Exercise objective -
Select, from the data, each line where "della" occurs.

Supplied data -
┌──

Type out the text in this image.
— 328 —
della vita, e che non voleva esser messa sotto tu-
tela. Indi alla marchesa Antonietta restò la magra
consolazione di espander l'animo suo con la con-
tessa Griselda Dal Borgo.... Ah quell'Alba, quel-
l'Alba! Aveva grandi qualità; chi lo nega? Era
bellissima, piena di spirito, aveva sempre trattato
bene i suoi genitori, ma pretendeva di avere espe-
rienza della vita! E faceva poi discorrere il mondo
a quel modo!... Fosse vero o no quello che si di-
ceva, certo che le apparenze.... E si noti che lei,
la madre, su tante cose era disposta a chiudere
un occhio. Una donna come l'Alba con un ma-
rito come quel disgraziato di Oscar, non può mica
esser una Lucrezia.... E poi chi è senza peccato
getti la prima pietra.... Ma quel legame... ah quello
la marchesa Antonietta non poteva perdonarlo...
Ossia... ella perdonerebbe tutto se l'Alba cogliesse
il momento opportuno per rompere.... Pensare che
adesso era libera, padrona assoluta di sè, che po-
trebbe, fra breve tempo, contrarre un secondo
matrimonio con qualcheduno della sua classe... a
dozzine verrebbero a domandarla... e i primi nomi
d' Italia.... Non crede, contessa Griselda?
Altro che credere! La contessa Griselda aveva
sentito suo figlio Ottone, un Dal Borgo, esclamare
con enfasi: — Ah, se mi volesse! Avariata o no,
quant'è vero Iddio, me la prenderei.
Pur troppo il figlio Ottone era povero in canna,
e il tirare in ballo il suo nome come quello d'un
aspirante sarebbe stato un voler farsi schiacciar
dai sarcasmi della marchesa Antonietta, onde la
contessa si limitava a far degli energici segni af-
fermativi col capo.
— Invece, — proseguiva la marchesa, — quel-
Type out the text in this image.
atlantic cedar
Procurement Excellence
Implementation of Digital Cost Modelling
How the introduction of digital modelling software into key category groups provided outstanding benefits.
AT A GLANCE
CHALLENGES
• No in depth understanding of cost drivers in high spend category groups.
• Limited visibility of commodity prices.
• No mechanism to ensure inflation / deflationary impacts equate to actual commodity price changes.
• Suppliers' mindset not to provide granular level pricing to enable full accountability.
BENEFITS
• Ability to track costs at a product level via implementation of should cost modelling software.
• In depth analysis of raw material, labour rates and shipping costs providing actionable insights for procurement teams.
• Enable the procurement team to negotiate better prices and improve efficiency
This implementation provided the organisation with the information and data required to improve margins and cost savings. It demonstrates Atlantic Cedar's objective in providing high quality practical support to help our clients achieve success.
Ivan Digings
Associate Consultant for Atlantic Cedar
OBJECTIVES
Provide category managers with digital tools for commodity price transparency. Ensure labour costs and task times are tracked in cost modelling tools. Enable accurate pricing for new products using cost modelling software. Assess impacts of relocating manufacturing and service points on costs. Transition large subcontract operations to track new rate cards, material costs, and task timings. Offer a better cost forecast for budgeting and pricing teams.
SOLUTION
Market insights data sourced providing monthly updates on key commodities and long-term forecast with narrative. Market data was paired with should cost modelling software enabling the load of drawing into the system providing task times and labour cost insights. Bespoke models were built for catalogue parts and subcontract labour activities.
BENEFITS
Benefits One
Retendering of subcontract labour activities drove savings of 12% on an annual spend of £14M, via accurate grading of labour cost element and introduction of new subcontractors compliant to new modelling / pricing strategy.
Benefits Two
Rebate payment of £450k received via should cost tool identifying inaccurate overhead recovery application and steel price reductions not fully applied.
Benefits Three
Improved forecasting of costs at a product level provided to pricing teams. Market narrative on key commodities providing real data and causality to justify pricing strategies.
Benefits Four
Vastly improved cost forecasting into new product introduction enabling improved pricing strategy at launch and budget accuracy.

└──

Result -
della vita, e che non voleva esser messa sotto tu-
rienza della vita! E faceva poi discorrere il mondo
matrimonio con qualcheduno della sua classe... a
dai sarcasmi della marchesa Antonietta, onde la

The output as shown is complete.